Exercise: Restate the data word for word and leave the images out.
━━━━━━━━━━━━━━━━━━━━━━━━━━━━━━
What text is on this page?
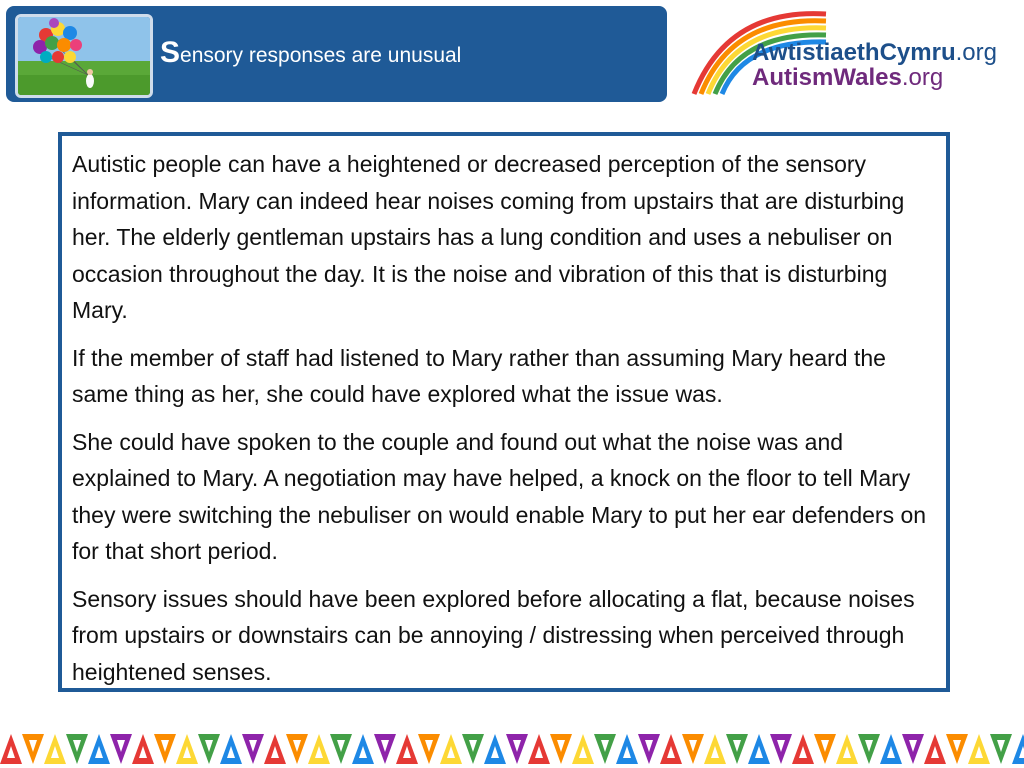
Sensory responses are unusual	AwtistiaethCymru.org
AutismWales.org

Autistic people can have a heightened or decreased perception of the sensory information. Mary can indeed hear noises coming from upstairs that are disturbing her. The elderly gentleman upstairs has a lung condition and uses a nebuliser on occasion throughout the day. It is the noise and vibration of this that is disturbing Mary.

If the member of staff had listened to Mary rather than assuming Mary heard the same thing as her, she could have explored what the issue was.

She could have spoken to the couple and found out what the noise was and explained to Mary. A negotiation may have helped, a knock on the floor to tell Mary they were switching the nebuliser on would enable Mary to put her ear defenders on for that short period.

Sensory issues should have been explored before allocating a flat, because noises from upstairs or downstairs can be annoying / distressing when perceived through heightened senses.
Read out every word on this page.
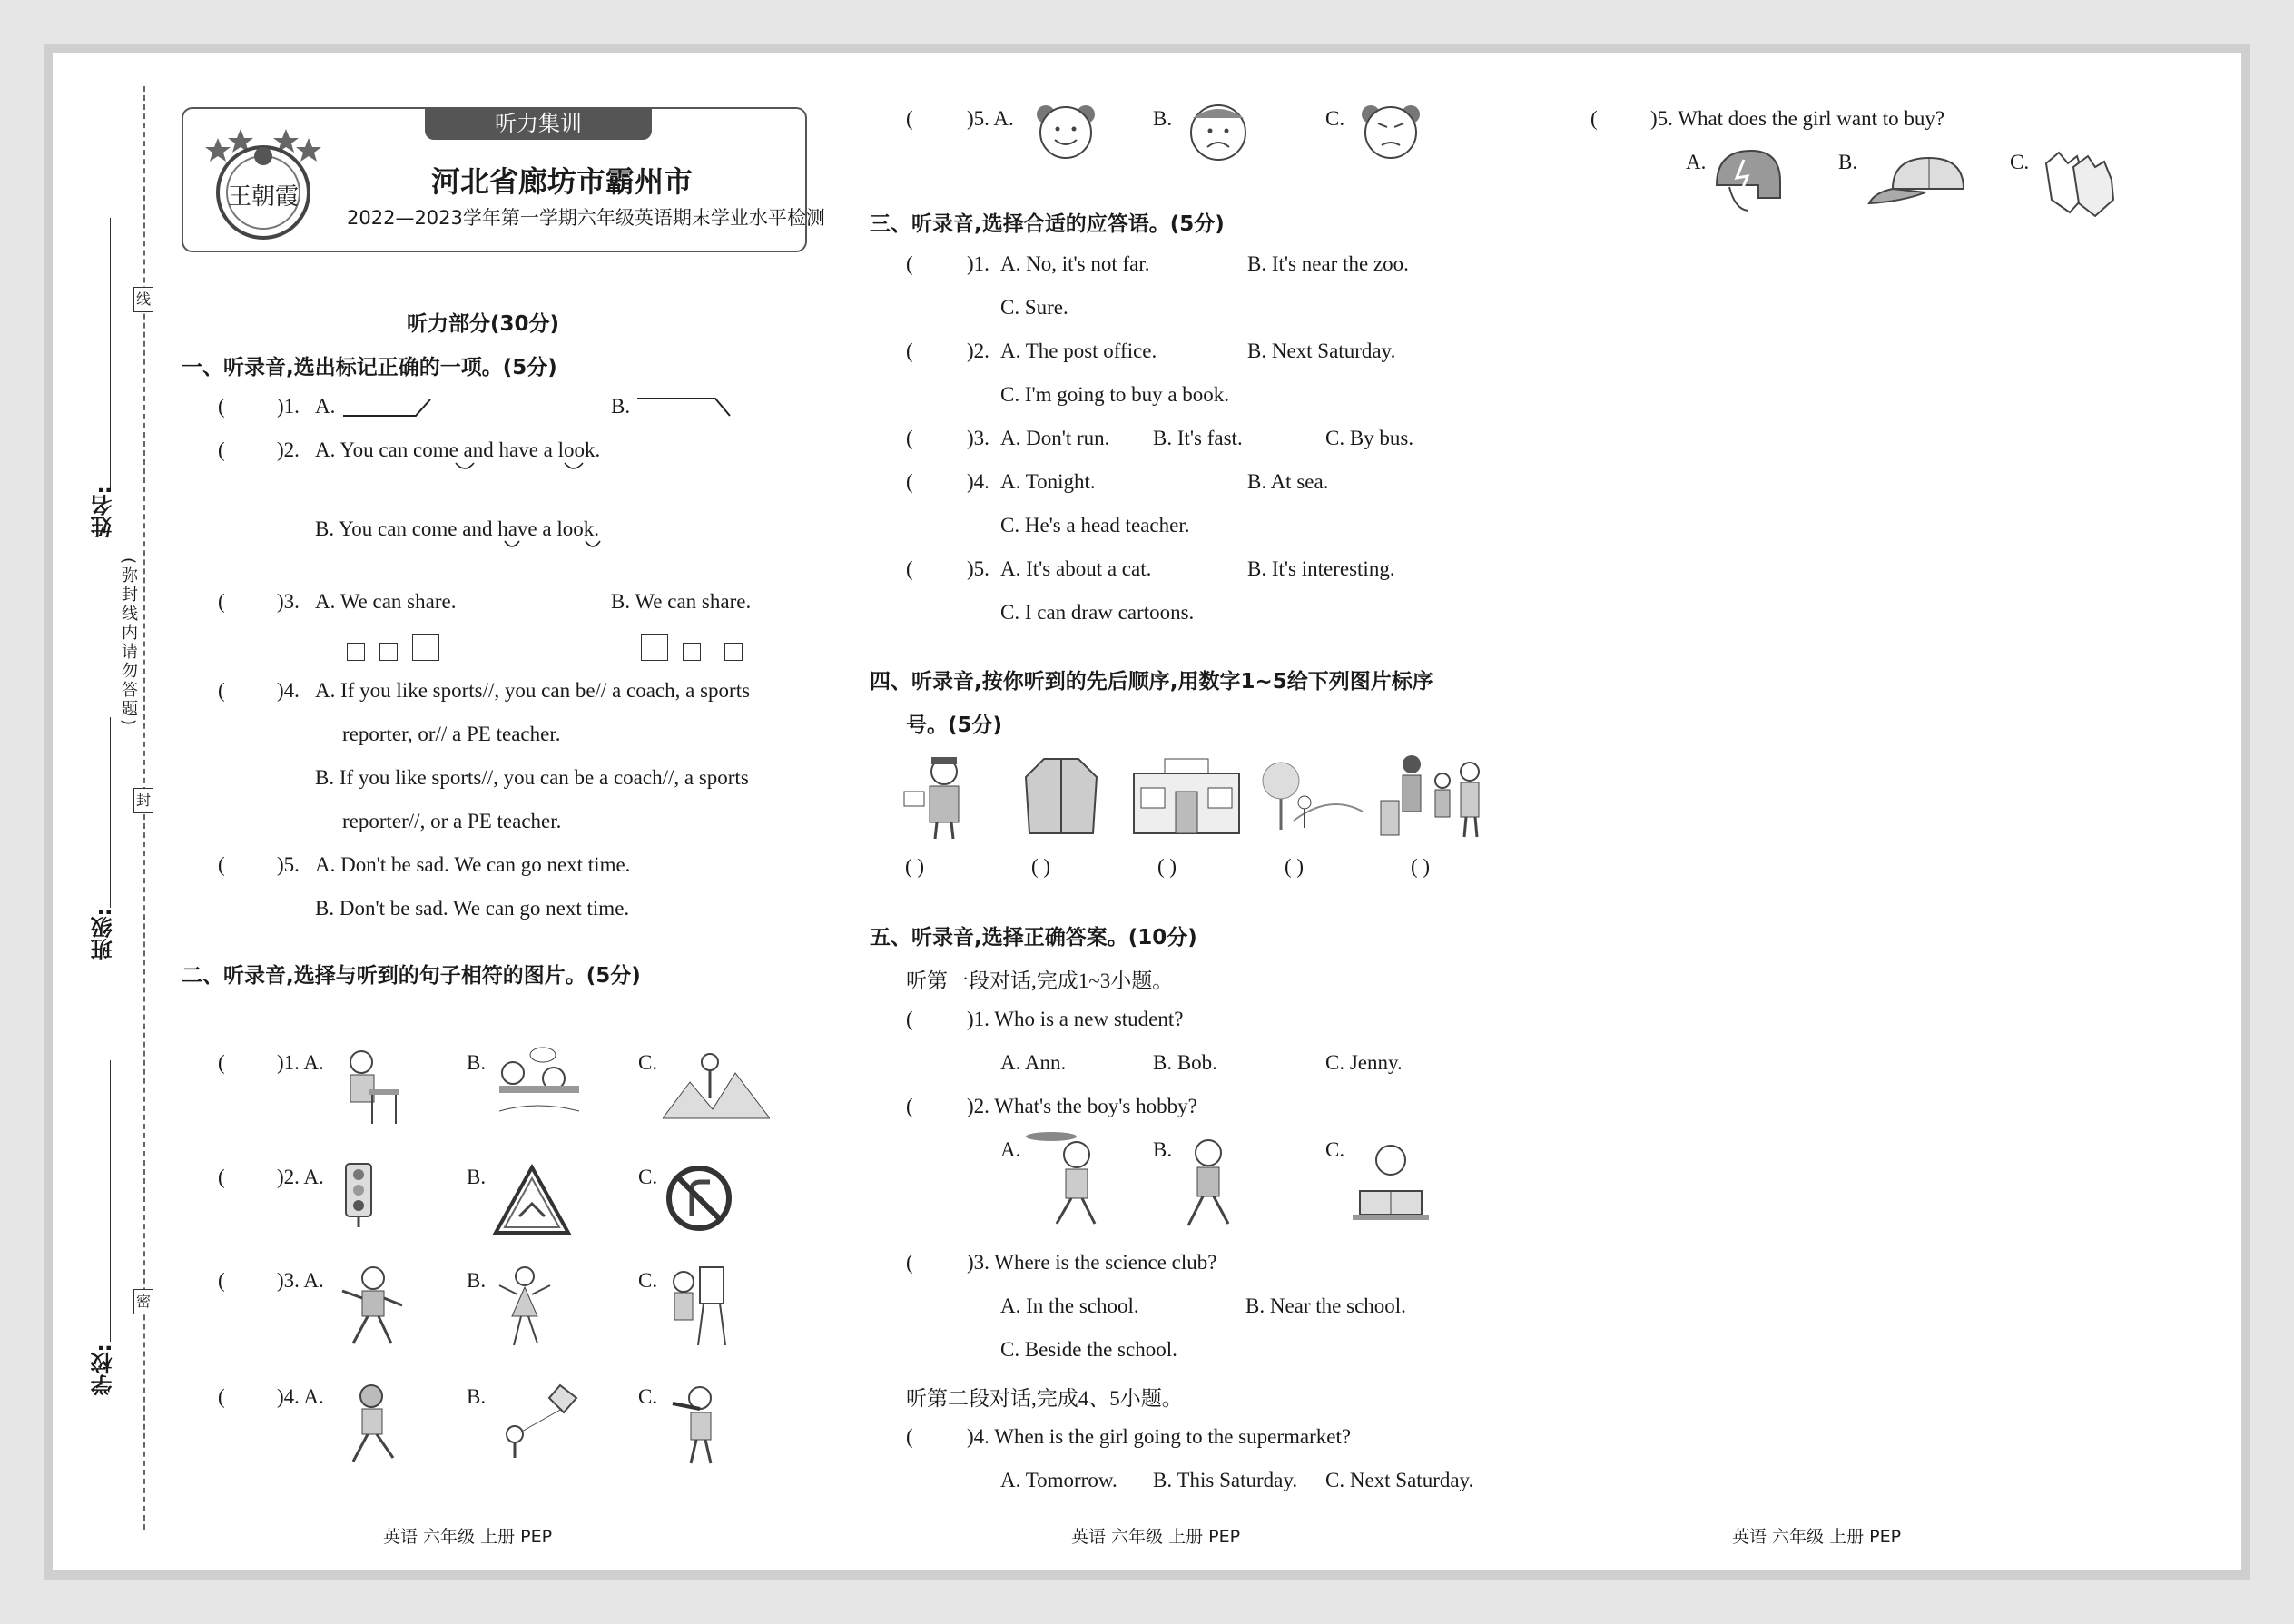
线
封
密
(弥封线内请勿答题)
姓名:
班级:
学校:
听力集训
王朝霞	河北省廊坊市霸州市
2022—2023学年第一学期六年级英语期末学业水平检测
听力部分(30分)
一、听录音,选出标记正确的一项。(5分)
( )1. A.	B.
( )2. A. You can come and have a look.
B. You can come and have a look.
( )3. A. We can share.	B. We can share.
( )4. A. If you like sports//, you can be// a coach, a sports
reporter, or// a PE teacher.
B. If you like sports//, you can be a coach//, a sports
reporter//, or a PE teacher.
( )5. A. Don't be sad. We can go next time.
B. Don't be sad. We can go next time.
二、听录音,选择与听到的句子相符的图片。(5分)
( )1. A.	B.	C.
( )2. A.	B.	C.
( )3. A.	B.	C.
( )4. A.	B.	C.
英语 六年级 上册 PEP
(	)5. A.	B.	C.
三、听录音,选择合适的应答语。(5分)
(	)1. A. No, it's not far.	B. It's near the zoo.
C. Sure.
(	)2. A. The post office.	B. Next Saturday.
C. I'm going to buy a book.
(	)3. A. Don't run. B. It's fast.	C. By bus.
(	)4. A. Tonight.	B. At sea.
C. He's a head teacher.
(	)5. A. It's about a cat.	B. It's interesting.
C. I can draw cartoons.
四、听录音,按你听到的先后顺序,用数字1~5给下列图片标序
号。(5分)
( )	( )	( )	( )	( )
五、听录音,选择正确答案。(10分)
听第一段对话,完成1~3小题。
(	)1. Who is a new student?
A. Ann.	B. Bob.	C. Jenny.
(	)2. What's the boy's hobby?
A.	B.	C.
(	)3. Where is the science club?
A. In the school.	B. Near the school.
C. Beside the school.
听第二段对话,完成4、5小题。
(	)4. When is the girl going to the supermarket?
A. Tomorrow. B. This Saturday. C. Next Saturday.
英语 六年级 上册 PEP
(	)5. What does the girl want to buy?
A.	B.	C.
英语 六年级 上册 PEP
━━━━━━━━━━━━━━━━━━━━━━━━━━━━━━
Correct output:
What text is on this page?
Sensory responses are unusual	AwtistiaethCymru.org
AutismWales.org

Autistic people can have a heightened or decreased perception of the sensory information. Mary can indeed hear noises coming from upstairs that are disturbing her. The elderly gentleman upstairs has a lung condition and uses a nebuliser on occasion throughout the day. It is the noise and vibration of this that is disturbing Mary.

If the member of staff had listened to Mary rather than assuming Mary heard the same thing as her, she could have explored what the issue was.

She could have spoken to the couple and found out what the noise was and explained to Mary. A negotiation may have helped, a knock on the floor to tell Mary they were switching the nebuliser on would enable Mary to put her ear defenders on for that short period.

Sensory issues should have been explored before allocating a flat, because noises from upstairs or downstairs can be annoying / distressing when perceived through heightened senses.
Read out every word on this page.
线
封
密
(弥封线内请勿答题)
姓名:
班级:
学校:
听力集训
王朝霞	河北省廊坊市霸州市
2022—2023学年第一学期六年级英语期末学业水平检测
听力部分(30分)
一、听录音,选出标记正确的一项。(5分)
( )1. A.	B.
( )2. A. You can come and have a look.
B. You can come and have a look.
( )3. A. We can share.	B. We can share.
( )4. A. If you like sports//, you can be// a coach, a sports
reporter, or// a PE teacher.
B. If you like sports//, you can be a coach//, a sports
reporter//, or a PE teacher.
( )5. A. Don't be sad. We can go next time.
B. Don't be sad. We can go next time.
二、听录音,选择与听到的句子相符的图片。(5分)
( )1. A.	B.	C.
( )2. A.	B.	C.
( )3. A.	B.	C.
( )4. A.	B.	C.
英语 六年级 上册 PEP
(	)5. A.	B.	C.
三、听录音,选择合适的应答语。(5分)
(	)1. A. No, it's not far.	B. It's near the zoo.
C. Sure.
(	)2. A. The post office.	B. Next Saturday.
C. I'm going to buy a book.
(	)3. A. Don't run. B. It's fast.	C. By bus.
(	)4. A. Tonight.	B. At sea.
C. He's a head teacher.
(	)5. A. It's about a cat.	B. It's interesting.
C. I can draw cartoons.
四、听录音,按你听到的先后顺序,用数字1~5给下列图片标序
号。(5分)
( )	( )	( )	( )	( )
五、听录音,选择正确答案。(10分)
听第一段对话,完成1~3小题。
(	)1. Who is a new student?
A. Ann.	B. Bob.	C. Jenny.
(	)2. What's the boy's hobby?
A.	B.	C.
(	)3. Where is the science club?
A. In the school.	B. Near the school.
C. Beside the school.
听第二段对话,完成4、5小题。
(	)4. When is the girl going to the supermarket?
A. Tomorrow. B. This Saturday. C. Next Saturday.
英语 六年级 上册 PEP
(	)5. What does the girl want to buy?
A.	B.	C.
英语 六年级 上册 PEP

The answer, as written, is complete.